**Dataset entries**:
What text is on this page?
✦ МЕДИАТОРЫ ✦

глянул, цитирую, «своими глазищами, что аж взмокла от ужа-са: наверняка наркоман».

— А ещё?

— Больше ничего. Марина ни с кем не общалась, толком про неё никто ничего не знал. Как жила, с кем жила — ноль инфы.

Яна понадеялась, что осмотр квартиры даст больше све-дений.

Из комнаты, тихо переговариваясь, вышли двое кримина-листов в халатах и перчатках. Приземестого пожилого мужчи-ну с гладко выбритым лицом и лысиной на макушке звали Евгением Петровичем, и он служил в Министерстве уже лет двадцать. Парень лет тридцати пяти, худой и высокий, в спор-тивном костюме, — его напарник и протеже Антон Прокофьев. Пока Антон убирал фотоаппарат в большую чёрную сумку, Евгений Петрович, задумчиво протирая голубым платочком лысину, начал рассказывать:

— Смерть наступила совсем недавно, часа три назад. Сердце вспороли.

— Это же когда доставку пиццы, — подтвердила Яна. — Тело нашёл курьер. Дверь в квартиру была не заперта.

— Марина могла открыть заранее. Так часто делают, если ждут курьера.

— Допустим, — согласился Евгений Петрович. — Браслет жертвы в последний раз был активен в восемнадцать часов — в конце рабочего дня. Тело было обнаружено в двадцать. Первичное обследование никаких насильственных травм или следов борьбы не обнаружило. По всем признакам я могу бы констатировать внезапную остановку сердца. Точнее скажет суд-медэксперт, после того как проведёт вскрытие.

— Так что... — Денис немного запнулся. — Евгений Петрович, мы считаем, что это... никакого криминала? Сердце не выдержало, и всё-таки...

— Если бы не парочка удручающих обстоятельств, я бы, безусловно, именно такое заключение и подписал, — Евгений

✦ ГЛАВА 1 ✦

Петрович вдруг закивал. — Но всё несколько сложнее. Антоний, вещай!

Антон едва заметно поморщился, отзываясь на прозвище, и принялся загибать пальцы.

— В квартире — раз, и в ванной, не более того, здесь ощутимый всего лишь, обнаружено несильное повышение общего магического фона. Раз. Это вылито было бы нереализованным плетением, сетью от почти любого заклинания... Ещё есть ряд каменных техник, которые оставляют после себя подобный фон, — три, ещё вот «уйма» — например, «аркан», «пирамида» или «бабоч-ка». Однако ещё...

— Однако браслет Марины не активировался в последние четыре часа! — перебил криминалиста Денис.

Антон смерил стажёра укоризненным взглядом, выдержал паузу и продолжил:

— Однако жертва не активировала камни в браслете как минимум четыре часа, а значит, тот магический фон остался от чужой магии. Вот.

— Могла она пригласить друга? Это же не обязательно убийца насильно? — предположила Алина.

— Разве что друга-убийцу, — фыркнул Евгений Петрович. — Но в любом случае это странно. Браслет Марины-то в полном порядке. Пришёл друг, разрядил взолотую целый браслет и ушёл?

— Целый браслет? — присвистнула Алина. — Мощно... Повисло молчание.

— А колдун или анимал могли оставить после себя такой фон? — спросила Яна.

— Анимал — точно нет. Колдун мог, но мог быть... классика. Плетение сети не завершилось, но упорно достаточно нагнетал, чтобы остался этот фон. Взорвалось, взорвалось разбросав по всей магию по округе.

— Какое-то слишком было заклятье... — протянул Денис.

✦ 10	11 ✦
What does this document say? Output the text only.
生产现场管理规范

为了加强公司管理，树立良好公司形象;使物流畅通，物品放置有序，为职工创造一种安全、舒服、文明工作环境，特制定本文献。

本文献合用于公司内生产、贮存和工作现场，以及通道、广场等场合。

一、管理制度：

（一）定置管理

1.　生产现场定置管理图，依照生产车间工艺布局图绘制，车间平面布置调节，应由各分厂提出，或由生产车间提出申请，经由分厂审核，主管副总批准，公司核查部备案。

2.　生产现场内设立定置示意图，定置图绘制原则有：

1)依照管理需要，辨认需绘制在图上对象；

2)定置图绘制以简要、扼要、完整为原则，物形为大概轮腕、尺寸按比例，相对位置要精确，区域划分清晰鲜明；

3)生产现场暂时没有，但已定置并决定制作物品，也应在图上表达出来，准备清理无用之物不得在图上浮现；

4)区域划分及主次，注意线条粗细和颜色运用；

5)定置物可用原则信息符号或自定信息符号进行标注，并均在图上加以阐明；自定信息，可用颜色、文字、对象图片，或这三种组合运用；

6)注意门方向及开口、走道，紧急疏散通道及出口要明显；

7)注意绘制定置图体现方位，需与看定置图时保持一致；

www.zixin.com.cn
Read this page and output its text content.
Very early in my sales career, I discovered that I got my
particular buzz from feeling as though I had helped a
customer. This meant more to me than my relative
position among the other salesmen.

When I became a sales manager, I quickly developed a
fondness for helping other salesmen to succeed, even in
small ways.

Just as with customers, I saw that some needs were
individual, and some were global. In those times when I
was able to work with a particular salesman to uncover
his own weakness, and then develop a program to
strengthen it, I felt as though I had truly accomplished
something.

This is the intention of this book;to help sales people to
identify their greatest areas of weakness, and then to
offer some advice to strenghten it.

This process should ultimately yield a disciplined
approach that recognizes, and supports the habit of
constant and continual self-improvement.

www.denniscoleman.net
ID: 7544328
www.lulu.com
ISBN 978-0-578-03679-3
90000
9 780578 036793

**Task instructions**:
Set all of the entries down again, exactly as they were given.

**Result**:
What text is on this page?
✦ МЕДИАТОРЫ ✦

глянул, цитирую, «своими глазищами, что аж взмокла от ужа-са: наверняка наркоман».

— А ещё?

— Больше ничего. Марина ни с кем не общалась, толком про неё никто ничего не знал. Как жила, с кем жила — ноль инфы.

Яна понадеялась, что осмотр квартиры даст больше све-дений.

Из комнаты, тихо переговариваясь, вышли двое кримина-листов в халатах и перчатках. Приземестого пожилого мужчи-ну с гладко выбритым лицом и лысиной на макушке звали Евгением Петровичем, и он служил в Министерстве уже лет двадцать. Парень лет тридцати пяти, худой и высокий, в спор-тивном костюме, — его напарник и протеже Антон Прокофьев. Пока Антон убирал фотоаппарат в большую чёрную сумку, Евгений Петрович, задумчиво протирая голубым платочком лысину, начал рассказывать:

— Смерть наступила совсем недавно, часа три назад. Сердце вспороли.

— Это же когда доставку пиццы, — подтвердила Яна. — Тело нашёл курьер. Дверь в квартиру была не заперта.

— Марина могла открыть заранее. Так часто делают, если ждут курьера.

— Допустим, — согласился Евгений Петрович. — Браслет жертвы в последний раз был активен в восемнадцать часов — в конце рабочего дня. Тело было обнаружено в двадцать. Первичное обследование никаких насильственных травм или следов борьбы не обнаружило. По всем признакам я могу бы констатировать внезапную остановку сердца. Точнее скажет суд-медэксперт, после того как проведёт вскрытие.

— Так что... — Денис немного запнулся. — Евгений Петрович, мы считаем, что это... никакого криминала? Сердце не выдержало, и всё-таки...

— Если бы не парочка удручающих обстоятельств, я бы, безусловно, именно такое заключение и подписал, — Евгений

✦ ГЛАВА 1 ✦

Петрович вдруг закивал. — Но всё несколько сложнее. Антоний, вещай!

Антон едва заметно поморщился, отзываясь на прозвище, и принялся загибать пальцы.

— В квартире — раз, и в ванной, не более того, здесь ощутимый всего лишь, обнаружено несильное повышение общего магического фона. Раз. Это вылито было бы нереализованным плетением, сетью от почти любого заклинания... Ещё есть ряд каменных техник, которые оставляют после себя подобный фон, — три, ещё вот «уйма» — например, «аркан», «пирамида» или «бабоч-ка». Однако ещё...

— Однако браслет Марины не активировался в последние четыре часа! — перебил криминалиста Денис.

Антон смерил стажёра укоризненным взглядом, выдержал паузу и продолжил:

— Однако жертва не активировала камни в браслете как минимум четыре часа, а значит, тот магический фон остался от чужой магии. Вот.

— Могла она пригласить друга? Это же не обязательно убийца насильно? — предположила Алина.

— Разве что друга-убийцу, — фыркнул Евгений Петрович. — Но в любом случае это странно. Браслет Марины-то в полном порядке. Пришёл друг, разрядил взолотую целый браслет и ушёл?

— Целый браслет? — присвистнула Алина. — Мощно... Повисло молчание.

— А колдун или анимал могли оставить после себя такой фон? — спросила Яна.

— Анимал — точно нет. Колдун мог, но мог быть... классика. Плетение сети не завершилось, но упорно достаточно нагнетал, чтобы остался этот фон. Взорвалось, взорвалось разбросав по всей магию по округе.

— Какое-то слишком было заклятье... — протянул Денис.

✦ 10	11 ✦
What does this document say? Output the text only.
生产现场管理规范

为了加强公司管理，树立良好公司形象;使物流畅通，物品放置有序，为职工创造一种安全、舒服、文明工作环境，特制定本文献。

本文献合用于公司内生产、贮存和工作现场，以及通道、广场等场合。

一、管理制度：

（一）定置管理

1.　生产现场定置管理图，依照生产车间工艺布局图绘制，车间平面布置调节，应由各分厂提出，或由生产车间提出申请，经由分厂审核，主管副总批准，公司核查部备案。

2.　生产现场内设立定置示意图，定置图绘制原则有：

1)依照管理需要，辨认需绘制在图上对象；

2)定置图绘制以简要、扼要、完整为原则，物形为大概轮腕、尺寸按比例，相对位置要精确，区域划分清晰鲜明；

3)生产现场暂时没有，但已定置并决定制作物品，也应在图上表达出来，准备清理无用之物不得在图上浮现；

4)区域划分及主次，注意线条粗细和颜色运用；

5)定置物可用原则信息符号或自定信息符号进行标注，并均在图上加以阐明；自定信息，可用颜色、文字、对象图片，或这三种组合运用；

6)注意门方向及开口、走道，紧急疏散通道及出口要明显；

7)注意绘制定置图体现方位，需与看定置图时保持一致；

www.zixin.com.cn
Read this page and output its text content.
Very early in my sales career, I discovered that I got my
particular buzz from feeling as though I had helped a
customer. This meant more to me than my relative
position among the other salesmen.

When I became a sales manager, I quickly developed a
fondness for helping other salesmen to succeed, even in
small ways.

Just as with customers, I saw that some needs were
individual, and some were global. In those times when I
was able to work with a particular salesman to uncover
his own weakness, and then develop a program to
strengthen it, I felt as though I had truly accomplished
something.

This is the intention of this book;to help sales people to
identify their greatest areas of weakness, and then to
offer some advice to strenghten it.

This process should ultimately yield a disciplined
approach that recognizes, and supports the habit of
constant and continual self-improvement.

www.denniscoleman.net
ID: 7544328
www.lulu.com
ISBN 978-0-578-03679-3
90000
9 780578 036793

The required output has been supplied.